Job: Below are some entries; can you quote all of them exactly?

Stored entries:

►

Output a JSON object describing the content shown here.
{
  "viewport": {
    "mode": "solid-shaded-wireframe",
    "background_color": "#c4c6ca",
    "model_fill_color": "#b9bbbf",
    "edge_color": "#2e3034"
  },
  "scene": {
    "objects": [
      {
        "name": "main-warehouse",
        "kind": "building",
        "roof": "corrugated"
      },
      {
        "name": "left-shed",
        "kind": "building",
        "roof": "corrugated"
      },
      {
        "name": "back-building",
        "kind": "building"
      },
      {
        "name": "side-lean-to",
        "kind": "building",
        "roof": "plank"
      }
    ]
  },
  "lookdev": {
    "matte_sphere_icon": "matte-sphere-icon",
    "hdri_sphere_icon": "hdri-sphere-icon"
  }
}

◄

Response for this exercise:
Output a JSON object describing the content shown here.
{
  "viewport": {
    "mode": "solid-shaded-wireframe",
    "background_color": "#c4c6ca",
    "model_fill_color": "#b9bbbf",
    "edge_color": "#2e3034"
  },
  "scene": {
    "objects": [
      {
        "name": "main-warehouse",
        "kind": "building",
        "roof": "corrugated"
      },
      {
        "name": "left-shed",
        "kind": "building",
        "roof": "corrugated"
      },
      {
        "name": "back-building",
        "kind": "building"
      },
      {
        "name": "side-lean-to",
        "kind": "building",
        "roof": "plank"
      }
    ]
  },
  "lookdev": {
    "matte_sphere_icon": "matte-sphere-icon",
    "hdri_sphere_icon": "hdri-sphere-icon"
  }
}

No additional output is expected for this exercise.